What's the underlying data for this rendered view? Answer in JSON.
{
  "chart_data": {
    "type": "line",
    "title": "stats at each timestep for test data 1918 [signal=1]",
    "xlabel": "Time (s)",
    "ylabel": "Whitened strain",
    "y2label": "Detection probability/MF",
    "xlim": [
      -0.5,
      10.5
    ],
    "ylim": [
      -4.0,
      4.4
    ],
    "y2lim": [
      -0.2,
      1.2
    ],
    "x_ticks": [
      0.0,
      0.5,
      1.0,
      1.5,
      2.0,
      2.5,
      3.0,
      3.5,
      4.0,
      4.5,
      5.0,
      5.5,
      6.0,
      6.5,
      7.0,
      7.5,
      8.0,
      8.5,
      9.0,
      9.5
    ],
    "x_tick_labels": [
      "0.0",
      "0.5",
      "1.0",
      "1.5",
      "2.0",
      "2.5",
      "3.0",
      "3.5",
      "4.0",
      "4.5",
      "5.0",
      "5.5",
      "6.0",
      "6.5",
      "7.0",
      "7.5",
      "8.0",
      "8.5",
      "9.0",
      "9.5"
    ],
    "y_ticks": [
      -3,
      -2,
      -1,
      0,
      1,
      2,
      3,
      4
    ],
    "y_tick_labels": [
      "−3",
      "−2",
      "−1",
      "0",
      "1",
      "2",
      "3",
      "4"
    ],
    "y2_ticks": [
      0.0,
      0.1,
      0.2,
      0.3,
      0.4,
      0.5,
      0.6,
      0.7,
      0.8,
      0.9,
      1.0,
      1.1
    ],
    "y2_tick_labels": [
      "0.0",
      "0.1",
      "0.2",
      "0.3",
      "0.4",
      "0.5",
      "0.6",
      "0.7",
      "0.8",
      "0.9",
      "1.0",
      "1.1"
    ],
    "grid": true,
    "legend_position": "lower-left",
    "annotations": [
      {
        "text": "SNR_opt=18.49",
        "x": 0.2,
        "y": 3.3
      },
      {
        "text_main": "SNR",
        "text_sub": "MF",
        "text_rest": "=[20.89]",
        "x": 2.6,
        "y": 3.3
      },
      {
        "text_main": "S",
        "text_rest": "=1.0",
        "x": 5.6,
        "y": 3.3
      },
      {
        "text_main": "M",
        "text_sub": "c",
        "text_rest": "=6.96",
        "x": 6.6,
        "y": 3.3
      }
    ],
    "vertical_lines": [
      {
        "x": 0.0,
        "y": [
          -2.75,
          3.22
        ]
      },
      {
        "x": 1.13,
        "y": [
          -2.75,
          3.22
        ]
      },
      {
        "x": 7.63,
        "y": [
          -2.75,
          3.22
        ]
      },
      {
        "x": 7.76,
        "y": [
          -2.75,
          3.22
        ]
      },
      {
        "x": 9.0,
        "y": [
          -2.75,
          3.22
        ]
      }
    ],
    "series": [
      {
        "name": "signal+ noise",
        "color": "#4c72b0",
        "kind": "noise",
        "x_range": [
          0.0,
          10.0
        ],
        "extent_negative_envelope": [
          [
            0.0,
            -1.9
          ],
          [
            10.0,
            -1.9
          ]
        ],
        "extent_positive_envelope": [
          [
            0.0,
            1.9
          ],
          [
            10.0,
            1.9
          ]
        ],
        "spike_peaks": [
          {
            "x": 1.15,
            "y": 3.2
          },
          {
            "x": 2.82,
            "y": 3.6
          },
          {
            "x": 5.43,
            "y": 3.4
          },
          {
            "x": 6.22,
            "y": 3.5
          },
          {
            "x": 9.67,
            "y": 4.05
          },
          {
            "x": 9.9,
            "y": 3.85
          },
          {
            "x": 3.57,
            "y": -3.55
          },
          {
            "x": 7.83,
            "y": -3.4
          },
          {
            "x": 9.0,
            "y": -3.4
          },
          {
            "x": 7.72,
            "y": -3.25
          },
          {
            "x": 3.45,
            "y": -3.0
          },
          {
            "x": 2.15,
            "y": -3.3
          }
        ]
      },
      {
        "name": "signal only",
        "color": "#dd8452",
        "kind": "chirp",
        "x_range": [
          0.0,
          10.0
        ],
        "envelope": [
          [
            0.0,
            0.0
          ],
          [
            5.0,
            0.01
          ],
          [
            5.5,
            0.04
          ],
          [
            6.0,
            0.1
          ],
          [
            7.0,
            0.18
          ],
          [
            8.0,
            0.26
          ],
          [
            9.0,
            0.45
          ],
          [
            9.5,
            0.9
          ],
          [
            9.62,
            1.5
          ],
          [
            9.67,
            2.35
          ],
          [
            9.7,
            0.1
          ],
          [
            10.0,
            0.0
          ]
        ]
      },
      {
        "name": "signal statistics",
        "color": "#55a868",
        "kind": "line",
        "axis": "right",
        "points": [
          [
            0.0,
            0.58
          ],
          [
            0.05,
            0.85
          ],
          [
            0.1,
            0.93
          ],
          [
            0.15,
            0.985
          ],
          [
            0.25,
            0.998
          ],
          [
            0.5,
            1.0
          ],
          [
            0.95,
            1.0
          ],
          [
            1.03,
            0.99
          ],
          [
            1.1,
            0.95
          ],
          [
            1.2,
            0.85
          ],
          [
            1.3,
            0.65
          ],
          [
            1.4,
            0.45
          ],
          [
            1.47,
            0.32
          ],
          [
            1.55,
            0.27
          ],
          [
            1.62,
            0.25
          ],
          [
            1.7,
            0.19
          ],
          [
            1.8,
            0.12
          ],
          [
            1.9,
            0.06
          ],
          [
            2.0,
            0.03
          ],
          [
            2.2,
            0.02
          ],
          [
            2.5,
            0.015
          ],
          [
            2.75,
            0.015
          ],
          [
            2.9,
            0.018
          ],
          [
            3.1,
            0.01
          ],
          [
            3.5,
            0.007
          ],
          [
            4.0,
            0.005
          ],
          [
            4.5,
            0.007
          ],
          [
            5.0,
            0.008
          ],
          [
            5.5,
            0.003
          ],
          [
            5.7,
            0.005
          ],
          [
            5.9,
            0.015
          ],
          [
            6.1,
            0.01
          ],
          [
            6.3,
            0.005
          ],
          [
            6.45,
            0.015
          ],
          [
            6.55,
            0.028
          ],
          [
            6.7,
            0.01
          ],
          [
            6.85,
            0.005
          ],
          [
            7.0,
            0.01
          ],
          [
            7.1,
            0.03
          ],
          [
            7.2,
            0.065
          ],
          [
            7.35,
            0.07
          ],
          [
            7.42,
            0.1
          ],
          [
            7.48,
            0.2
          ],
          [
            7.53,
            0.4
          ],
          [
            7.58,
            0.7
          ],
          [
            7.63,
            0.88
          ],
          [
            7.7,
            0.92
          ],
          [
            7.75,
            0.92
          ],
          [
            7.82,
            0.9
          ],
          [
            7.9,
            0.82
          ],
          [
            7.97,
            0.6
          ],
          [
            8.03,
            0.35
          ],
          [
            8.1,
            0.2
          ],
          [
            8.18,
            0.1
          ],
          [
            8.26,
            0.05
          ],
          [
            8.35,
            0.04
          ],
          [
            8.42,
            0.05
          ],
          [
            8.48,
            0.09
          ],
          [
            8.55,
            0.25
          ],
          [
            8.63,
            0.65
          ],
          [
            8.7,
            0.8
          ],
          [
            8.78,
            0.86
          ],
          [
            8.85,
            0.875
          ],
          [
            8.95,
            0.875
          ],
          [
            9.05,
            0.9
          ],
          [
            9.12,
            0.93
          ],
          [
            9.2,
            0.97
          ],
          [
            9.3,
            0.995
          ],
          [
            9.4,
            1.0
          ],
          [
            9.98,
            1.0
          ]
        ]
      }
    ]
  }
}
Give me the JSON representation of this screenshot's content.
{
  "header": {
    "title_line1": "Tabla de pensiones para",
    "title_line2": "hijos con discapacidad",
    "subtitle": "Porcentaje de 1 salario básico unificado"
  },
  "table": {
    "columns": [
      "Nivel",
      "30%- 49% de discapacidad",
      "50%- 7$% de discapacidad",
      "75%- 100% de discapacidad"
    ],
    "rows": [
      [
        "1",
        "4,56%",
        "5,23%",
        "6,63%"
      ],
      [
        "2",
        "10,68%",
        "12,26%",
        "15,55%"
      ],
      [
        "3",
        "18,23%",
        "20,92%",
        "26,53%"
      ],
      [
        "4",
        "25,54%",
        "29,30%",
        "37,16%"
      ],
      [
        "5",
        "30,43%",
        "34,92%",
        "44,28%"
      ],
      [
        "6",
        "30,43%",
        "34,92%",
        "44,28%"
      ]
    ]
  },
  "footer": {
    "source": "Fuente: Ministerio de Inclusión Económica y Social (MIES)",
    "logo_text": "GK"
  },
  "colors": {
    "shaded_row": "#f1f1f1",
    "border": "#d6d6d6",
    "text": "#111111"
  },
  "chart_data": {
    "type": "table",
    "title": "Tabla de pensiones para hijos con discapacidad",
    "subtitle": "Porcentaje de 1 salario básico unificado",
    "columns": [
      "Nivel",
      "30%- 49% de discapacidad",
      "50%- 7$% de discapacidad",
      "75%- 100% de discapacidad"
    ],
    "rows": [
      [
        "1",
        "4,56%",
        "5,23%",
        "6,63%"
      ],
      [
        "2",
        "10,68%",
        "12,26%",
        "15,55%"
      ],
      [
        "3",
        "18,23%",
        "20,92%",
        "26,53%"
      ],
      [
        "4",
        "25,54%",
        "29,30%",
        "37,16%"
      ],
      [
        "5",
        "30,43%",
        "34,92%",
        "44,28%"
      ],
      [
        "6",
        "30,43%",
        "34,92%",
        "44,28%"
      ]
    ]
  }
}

Directions for this task: Each line that contains the word "pensiones" counts toward the total; give only that total.

Final answer: 2